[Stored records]
%%

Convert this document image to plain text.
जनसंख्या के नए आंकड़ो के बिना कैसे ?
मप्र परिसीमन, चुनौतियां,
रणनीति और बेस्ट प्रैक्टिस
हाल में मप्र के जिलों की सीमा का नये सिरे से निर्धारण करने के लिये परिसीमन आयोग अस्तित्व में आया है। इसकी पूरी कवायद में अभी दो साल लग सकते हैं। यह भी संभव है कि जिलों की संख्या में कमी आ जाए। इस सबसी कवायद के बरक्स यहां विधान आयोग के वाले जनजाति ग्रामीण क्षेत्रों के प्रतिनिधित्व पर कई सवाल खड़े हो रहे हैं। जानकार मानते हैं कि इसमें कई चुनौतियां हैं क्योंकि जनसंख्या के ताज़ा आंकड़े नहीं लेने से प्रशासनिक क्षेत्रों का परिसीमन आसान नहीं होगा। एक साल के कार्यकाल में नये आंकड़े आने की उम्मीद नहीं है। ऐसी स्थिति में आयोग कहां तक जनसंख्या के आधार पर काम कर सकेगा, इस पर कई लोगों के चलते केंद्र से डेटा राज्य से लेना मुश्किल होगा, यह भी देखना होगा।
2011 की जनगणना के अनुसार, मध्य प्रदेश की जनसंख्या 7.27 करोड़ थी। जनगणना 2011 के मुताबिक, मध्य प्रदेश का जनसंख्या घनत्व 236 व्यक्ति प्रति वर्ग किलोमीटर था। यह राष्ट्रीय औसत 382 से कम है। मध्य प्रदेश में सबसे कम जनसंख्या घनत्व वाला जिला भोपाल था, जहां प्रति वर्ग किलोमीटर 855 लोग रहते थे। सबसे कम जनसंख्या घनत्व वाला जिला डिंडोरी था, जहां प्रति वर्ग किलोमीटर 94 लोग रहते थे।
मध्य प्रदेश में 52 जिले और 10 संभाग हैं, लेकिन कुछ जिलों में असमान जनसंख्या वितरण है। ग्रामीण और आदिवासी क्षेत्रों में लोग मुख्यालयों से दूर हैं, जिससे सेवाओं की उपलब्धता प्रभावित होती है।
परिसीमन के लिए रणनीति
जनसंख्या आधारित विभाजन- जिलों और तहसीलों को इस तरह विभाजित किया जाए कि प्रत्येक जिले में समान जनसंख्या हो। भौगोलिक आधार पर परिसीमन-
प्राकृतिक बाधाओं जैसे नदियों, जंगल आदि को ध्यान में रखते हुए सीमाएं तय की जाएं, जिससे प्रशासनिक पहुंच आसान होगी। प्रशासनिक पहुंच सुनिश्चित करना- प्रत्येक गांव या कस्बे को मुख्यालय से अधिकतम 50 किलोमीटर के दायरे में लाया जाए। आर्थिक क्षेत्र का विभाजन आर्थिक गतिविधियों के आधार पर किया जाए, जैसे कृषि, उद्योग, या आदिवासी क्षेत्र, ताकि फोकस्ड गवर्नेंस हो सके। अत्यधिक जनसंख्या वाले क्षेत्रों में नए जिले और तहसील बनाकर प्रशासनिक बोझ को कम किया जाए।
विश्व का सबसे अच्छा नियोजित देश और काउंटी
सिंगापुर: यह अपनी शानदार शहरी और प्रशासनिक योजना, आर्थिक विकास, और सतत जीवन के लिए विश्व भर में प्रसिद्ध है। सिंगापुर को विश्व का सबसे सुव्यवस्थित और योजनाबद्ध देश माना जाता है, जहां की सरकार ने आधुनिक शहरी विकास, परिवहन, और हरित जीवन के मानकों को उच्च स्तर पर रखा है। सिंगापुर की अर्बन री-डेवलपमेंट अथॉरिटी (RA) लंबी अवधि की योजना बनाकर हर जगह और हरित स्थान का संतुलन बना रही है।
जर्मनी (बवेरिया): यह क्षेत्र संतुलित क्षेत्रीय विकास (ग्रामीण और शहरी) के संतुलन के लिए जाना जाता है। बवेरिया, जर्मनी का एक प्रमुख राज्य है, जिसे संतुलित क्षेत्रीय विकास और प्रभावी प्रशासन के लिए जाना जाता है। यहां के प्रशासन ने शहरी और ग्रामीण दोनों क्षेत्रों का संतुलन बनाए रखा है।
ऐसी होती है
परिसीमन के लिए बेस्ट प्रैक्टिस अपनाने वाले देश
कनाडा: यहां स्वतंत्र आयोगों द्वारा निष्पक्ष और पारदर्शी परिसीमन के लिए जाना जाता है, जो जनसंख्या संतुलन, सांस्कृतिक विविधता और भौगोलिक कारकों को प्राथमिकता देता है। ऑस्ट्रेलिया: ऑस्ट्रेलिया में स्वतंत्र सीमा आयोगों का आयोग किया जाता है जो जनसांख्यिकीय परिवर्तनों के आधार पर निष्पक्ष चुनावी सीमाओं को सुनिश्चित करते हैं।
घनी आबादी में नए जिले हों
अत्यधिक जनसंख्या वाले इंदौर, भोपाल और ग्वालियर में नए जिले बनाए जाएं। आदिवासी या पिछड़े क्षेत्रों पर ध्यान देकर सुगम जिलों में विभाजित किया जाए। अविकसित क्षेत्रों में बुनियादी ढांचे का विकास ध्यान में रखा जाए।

%%

### Goal
Emit the full listing verbatim.

### Exercise result
Convert this document image to plain text.
जनसंख्या के नए आंकड़ो के बिना कैसे ?
मप्र परिसीमन, चुनौतियां,
रणनीति और बेस्ट प्रैक्टिस
हाल में मप्र के जिलों की सीमा का नये सिरे से निर्धारण करने के लिये परिसीमन आयोग अस्तित्व में आया है। इसकी पूरी कवायद में अभी दो साल लग सकते हैं। यह भी संभव है कि जिलों की संख्या में कमी आ जाए। इस सबसी कवायद के बरक्स यहां विधान आयोग के वाले जनजाति ग्रामीण क्षेत्रों के प्रतिनिधित्व पर कई सवाल खड़े हो रहे हैं। जानकार मानते हैं कि इसमें कई चुनौतियां हैं क्योंकि जनसंख्या के ताज़ा आंकड़े नहीं लेने से प्रशासनिक क्षेत्रों का परिसीमन आसान नहीं होगा। एक साल के कार्यकाल में नये आंकड़े आने की उम्मीद नहीं है। ऐसी स्थिति में आयोग कहां तक जनसंख्या के आधार पर काम कर सकेगा, इस पर कई लोगों के चलते केंद्र से डेटा राज्य से लेना मुश्किल होगा, यह भी देखना होगा।
2011 की जनगणना के अनुसार, मध्य प्रदेश की जनसंख्या 7.27 करोड़ थी। जनगणना 2011 के मुताबिक, मध्य प्रदेश का जनसंख्या घनत्व 236 व्यक्ति प्रति वर्ग किलोमीटर था। यह राष्ट्रीय औसत 382 से कम है। मध्य प्रदेश में सबसे कम जनसंख्या घनत्व वाला जिला भोपाल था, जहां प्रति वर्ग किलोमीटर 855 लोग रहते थे। सबसे कम जनसंख्या घनत्व वाला जिला डिंडोरी था, जहां प्रति वर्ग किलोमीटर 94 लोग रहते थे।
मध्य प्रदेश में 52 जिले और 10 संभाग हैं, लेकिन कुछ जिलों में असमान जनसंख्या वितरण है। ग्रामीण और आदिवासी क्षेत्रों में लोग मुख्यालयों से दूर हैं, जिससे सेवाओं की उपलब्धता प्रभावित होती है।
परिसीमन के लिए रणनीति
जनसंख्या आधारित विभाजन- जिलों और तहसीलों को इस तरह विभाजित किया जाए कि प्रत्येक जिले में समान जनसंख्या हो। भौगोलिक आधार पर परिसीमन-
प्राकृतिक बाधाओं जैसे नदियों, जंगल आदि को ध्यान में रखते हुए सीमाएं तय की जाएं, जिससे प्रशासनिक पहुंच आसान होगी। प्रशासनिक पहुंच सुनिश्चित करना- प्रत्येक गांव या कस्बे को मुख्यालय से अधिकतम 50 किलोमीटर के दायरे में लाया जाए। आर्थिक क्षेत्र का विभाजन आर्थिक गतिविधियों के आधार पर किया जाए, जैसे कृषि, उद्योग, या आदिवासी क्षेत्र, ताकि फोकस्ड गवर्नेंस हो सके। अत्यधिक जनसंख्या वाले क्षेत्रों में नए जिले और तहसील बनाकर प्रशासनिक बोझ को कम किया जाए।
विश्व का सबसे अच्छा नियोजित देश और काउंटी
सिंगापुर: यह अपनी शानदार शहरी और प्रशासनिक योजना, आर्थिक विकास, और सतत जीवन के लिए विश्व भर में प्रसिद्ध है। सिंगापुर को विश्व का सबसे सुव्यवस्थित और योजनाबद्ध देश माना जाता है, जहां की सरकार ने आधुनिक शहरी विकास, परिवहन, और हरित जीवन के मानकों को उच्च स्तर पर रखा है। सिंगापुर की अर्बन री-डेवलपमेंट अथॉरिटी (RA) लंबी अवधि की योजना बनाकर हर जगह और हरित स्थान का संतुलन बना रही है।
जर्मनी (बवेरिया): यह क्षेत्र संतुलित क्षेत्रीय विकास (ग्रामीण और शहरी) के संतुलन के लिए जाना जाता है। बवेरिया, जर्मनी का एक प्रमुख राज्य है, जिसे संतुलित क्षेत्रीय विकास और प्रभावी प्रशासन के लिए जाना जाता है। यहां के प्रशासन ने शहरी और ग्रामीण दोनों क्षेत्रों का संतुलन बनाए रखा है।
ऐसी होती है
परिसीमन के लिए बेस्ट प्रैक्टिस अपनाने वाले देश
कनाडा: यहां स्वतंत्र आयोगों द्वारा निष्पक्ष और पारदर्शी परिसीमन के लिए जाना जाता है, जो जनसंख्या संतुलन, सांस्कृतिक विविधता और भौगोलिक कारकों को प्राथमिकता देता है। ऑस्ट्रेलिया: ऑस्ट्रेलिया में स्वतंत्र सीमा आयोगों का आयोग किया जाता है जो जनसांख्यिकीय परिवर्तनों के आधार पर निष्पक्ष चुनावी सीमाओं को सुनिश्चित करते हैं।
घनी आबादी में नए जिले हों
अत्यधिक जनसंख्या वाले इंदौर, भोपाल और ग्वालियर में नए जिले बनाए जाएं। आदिवासी या पिछड़े क्षेत्रों पर ध्यान देकर सुगम जिलों में विभाजित किया जाए। अविकसित क्षेत्रों में बुनियादी ढांचे का विकास ध्यान में रखा जाए।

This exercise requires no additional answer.